Task to complete:
Copy out lines with the word "What" from the material that follows.

Extracted material:

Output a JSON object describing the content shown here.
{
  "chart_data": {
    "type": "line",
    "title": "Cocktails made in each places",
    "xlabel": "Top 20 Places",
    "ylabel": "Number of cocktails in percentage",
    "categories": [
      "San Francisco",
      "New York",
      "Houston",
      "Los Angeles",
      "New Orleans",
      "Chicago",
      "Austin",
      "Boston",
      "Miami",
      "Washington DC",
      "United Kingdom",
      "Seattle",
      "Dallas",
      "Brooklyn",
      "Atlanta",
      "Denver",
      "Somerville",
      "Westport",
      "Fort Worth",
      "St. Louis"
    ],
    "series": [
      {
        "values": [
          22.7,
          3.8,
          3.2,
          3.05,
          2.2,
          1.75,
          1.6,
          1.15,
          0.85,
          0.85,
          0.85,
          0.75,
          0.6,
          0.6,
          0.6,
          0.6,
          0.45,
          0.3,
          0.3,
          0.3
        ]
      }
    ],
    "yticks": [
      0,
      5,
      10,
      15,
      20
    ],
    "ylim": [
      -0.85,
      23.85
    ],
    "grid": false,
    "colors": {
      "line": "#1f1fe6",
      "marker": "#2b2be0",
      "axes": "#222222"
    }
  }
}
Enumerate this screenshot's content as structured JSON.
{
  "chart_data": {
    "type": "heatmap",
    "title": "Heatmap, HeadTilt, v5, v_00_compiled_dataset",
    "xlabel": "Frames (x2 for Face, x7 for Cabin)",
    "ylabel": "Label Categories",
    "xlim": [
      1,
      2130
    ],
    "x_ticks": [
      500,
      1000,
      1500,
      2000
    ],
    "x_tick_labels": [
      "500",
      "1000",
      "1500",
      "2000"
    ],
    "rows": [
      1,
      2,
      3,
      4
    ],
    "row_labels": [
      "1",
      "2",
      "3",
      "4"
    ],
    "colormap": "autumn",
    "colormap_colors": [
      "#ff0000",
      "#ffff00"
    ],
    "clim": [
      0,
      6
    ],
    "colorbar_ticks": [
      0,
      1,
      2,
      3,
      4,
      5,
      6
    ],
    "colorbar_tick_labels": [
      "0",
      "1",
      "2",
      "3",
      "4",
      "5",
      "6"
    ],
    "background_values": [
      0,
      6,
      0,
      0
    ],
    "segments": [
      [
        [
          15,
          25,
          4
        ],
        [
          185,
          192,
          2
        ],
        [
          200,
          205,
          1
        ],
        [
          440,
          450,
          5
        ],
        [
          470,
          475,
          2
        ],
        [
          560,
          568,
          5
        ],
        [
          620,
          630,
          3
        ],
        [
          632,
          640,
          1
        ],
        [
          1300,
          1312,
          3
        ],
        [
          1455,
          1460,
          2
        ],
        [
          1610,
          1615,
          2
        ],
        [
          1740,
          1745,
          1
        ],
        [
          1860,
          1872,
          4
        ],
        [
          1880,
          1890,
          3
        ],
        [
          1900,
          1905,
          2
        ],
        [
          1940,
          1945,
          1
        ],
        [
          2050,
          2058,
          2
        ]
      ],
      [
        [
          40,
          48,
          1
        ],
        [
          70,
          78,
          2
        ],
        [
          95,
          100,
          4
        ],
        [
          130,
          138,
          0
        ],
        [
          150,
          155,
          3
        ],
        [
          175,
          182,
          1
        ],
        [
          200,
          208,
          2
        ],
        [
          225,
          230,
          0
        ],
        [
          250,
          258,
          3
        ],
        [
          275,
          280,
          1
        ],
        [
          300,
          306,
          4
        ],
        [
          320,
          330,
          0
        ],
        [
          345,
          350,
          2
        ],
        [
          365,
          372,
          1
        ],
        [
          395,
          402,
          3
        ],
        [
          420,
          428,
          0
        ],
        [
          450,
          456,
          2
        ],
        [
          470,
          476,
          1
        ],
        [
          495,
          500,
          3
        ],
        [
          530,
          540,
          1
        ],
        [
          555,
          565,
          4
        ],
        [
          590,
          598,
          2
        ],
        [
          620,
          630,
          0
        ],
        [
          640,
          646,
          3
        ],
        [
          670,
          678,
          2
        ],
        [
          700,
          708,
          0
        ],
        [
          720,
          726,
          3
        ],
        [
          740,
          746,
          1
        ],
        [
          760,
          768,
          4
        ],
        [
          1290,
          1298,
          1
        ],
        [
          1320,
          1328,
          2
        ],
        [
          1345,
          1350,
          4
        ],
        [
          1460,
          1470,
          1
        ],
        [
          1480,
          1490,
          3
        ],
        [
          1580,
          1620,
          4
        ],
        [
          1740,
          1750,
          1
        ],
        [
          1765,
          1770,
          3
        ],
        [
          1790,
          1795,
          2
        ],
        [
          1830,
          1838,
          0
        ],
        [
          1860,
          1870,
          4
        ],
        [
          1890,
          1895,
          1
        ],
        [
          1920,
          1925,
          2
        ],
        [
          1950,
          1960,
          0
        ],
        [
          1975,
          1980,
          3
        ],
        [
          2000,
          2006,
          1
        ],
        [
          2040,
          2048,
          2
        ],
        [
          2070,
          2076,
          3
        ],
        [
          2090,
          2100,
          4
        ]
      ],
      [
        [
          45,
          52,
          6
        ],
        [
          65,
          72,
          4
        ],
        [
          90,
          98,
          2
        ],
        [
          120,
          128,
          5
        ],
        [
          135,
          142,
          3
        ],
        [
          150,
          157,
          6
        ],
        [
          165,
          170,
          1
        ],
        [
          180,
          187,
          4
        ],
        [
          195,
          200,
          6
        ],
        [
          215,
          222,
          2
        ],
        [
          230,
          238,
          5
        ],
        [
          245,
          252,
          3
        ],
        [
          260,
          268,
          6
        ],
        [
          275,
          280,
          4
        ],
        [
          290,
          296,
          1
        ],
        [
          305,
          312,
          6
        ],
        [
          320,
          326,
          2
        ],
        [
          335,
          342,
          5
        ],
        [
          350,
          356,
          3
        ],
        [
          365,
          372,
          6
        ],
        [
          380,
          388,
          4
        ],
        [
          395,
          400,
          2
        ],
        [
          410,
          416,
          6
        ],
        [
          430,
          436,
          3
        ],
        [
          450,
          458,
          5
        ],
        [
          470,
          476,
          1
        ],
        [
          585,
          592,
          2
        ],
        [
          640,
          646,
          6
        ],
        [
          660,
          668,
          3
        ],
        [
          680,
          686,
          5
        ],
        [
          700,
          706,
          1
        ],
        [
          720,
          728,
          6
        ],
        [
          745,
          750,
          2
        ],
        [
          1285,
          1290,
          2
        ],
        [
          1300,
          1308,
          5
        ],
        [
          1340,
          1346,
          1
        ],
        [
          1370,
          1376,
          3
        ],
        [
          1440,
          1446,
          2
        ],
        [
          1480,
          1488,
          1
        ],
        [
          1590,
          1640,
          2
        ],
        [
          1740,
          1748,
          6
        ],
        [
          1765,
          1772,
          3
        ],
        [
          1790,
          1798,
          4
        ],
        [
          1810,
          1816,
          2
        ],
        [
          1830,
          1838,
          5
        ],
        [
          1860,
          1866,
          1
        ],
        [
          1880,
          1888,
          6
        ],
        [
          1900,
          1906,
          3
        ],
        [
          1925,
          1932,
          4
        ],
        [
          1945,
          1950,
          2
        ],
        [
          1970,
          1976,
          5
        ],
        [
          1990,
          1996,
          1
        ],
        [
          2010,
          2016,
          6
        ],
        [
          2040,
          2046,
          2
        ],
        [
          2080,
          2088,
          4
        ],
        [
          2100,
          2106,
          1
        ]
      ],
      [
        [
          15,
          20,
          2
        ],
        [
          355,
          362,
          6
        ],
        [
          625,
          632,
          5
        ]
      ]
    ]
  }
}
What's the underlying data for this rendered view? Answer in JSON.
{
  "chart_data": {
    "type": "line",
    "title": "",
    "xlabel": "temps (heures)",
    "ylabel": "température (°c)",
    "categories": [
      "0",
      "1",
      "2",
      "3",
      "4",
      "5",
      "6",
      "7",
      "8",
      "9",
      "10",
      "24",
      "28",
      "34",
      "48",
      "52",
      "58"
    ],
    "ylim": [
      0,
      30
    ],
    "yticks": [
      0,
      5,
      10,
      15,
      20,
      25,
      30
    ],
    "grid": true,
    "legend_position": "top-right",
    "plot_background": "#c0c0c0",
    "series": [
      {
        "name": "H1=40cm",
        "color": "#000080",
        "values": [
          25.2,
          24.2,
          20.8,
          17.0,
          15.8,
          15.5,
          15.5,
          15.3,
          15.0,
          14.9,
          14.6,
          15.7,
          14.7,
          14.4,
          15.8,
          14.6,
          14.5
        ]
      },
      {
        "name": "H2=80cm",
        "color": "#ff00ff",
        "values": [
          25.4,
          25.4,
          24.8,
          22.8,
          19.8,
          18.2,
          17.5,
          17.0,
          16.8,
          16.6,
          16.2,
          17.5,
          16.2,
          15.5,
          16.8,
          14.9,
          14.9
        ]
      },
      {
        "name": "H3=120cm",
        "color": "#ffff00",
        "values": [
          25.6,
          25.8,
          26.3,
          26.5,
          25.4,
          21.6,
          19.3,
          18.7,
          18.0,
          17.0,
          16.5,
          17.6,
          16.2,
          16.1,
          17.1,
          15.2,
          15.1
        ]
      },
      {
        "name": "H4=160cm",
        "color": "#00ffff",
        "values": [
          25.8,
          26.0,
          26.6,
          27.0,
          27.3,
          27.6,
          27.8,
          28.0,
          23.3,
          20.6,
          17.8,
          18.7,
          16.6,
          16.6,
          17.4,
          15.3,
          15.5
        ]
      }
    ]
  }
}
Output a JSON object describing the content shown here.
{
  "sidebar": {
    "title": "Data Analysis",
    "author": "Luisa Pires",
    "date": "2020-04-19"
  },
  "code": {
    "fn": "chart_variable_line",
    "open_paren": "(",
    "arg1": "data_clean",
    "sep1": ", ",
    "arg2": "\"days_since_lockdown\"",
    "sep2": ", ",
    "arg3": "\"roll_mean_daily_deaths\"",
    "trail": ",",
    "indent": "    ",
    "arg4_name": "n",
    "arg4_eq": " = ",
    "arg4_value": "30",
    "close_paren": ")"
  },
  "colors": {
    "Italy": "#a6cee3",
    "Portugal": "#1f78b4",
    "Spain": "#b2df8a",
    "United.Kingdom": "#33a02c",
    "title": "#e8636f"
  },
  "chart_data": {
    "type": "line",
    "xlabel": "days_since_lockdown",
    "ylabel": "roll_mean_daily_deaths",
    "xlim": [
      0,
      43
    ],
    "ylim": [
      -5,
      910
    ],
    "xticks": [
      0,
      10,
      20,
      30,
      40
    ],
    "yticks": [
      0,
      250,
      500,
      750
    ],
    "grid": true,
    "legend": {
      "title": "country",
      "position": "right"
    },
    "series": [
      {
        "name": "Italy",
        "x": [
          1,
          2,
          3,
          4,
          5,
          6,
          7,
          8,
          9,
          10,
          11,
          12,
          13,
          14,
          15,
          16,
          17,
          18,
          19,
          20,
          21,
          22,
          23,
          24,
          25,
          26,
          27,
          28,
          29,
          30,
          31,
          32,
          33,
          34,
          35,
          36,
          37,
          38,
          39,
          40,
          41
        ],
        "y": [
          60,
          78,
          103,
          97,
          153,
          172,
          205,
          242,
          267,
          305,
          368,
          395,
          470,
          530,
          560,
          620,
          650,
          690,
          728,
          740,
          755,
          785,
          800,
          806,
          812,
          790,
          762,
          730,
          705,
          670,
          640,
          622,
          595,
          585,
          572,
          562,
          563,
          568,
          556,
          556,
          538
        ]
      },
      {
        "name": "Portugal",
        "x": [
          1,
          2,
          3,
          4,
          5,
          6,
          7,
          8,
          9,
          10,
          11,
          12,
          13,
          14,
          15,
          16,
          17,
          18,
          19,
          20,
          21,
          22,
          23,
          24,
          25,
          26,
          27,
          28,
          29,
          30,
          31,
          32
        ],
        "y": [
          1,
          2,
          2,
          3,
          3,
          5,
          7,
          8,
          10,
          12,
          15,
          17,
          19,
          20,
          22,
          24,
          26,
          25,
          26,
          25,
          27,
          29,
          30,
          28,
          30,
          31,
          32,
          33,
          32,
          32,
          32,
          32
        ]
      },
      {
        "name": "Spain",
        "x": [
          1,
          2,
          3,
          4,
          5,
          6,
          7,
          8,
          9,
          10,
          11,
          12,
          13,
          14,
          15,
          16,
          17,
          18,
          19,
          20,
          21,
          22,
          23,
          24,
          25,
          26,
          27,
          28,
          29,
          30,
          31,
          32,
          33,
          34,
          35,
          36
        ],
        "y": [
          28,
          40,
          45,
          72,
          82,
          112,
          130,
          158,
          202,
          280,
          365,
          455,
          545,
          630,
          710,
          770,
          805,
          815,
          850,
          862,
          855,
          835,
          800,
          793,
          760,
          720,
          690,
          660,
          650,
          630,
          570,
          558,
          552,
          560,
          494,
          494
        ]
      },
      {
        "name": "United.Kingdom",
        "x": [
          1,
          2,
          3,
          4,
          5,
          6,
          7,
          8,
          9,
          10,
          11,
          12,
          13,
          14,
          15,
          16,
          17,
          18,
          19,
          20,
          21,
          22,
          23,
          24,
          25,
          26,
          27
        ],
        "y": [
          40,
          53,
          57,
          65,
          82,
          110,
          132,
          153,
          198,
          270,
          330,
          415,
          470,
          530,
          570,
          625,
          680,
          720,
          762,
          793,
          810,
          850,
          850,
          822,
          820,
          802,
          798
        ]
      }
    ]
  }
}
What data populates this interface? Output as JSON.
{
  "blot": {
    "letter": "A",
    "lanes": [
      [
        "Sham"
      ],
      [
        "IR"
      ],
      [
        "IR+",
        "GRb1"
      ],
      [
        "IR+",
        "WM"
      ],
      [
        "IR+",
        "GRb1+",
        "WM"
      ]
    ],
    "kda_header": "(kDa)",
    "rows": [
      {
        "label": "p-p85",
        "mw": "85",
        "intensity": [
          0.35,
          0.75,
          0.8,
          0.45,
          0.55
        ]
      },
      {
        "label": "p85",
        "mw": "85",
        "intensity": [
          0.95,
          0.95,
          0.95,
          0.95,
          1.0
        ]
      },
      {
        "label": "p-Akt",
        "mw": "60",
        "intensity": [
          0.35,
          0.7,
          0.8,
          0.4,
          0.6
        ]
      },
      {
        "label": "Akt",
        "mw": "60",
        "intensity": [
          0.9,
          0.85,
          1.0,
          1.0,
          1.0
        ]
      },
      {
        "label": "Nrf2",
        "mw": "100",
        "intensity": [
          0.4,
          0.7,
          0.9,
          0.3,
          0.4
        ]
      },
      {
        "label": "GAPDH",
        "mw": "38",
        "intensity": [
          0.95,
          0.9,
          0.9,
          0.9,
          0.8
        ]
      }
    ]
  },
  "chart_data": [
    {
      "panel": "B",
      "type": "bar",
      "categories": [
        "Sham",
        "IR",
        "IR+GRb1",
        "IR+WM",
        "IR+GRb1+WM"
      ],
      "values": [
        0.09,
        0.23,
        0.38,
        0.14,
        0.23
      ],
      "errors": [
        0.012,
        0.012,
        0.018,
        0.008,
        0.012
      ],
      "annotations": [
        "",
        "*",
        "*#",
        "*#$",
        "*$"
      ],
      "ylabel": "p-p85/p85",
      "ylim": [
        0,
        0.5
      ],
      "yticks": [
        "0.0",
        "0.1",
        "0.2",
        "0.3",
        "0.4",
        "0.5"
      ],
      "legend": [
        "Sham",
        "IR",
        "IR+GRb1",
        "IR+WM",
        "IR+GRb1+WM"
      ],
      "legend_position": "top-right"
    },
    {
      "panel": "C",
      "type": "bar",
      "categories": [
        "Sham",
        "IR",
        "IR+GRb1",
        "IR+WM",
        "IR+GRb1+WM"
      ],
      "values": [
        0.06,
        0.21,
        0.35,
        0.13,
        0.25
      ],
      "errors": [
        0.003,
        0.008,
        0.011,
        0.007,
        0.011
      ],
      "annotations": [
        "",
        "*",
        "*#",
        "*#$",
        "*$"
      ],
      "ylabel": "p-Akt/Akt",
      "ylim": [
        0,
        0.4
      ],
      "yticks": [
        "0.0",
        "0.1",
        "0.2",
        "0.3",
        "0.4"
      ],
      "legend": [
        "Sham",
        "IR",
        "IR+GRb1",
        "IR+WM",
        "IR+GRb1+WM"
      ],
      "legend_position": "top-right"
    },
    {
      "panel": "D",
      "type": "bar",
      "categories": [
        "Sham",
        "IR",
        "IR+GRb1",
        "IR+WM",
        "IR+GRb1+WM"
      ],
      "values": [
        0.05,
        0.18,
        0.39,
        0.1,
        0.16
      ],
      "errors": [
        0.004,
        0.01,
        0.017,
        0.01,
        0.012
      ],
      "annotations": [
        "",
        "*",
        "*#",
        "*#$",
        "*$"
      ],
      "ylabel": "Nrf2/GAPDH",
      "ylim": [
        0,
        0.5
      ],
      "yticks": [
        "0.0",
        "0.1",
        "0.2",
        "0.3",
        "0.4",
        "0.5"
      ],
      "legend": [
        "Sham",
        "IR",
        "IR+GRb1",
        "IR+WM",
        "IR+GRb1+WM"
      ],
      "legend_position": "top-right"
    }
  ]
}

Solution to this exercise:
What's the underlying data for this rendered view? Answer in JSON.
What data populates this interface? Output as JSON.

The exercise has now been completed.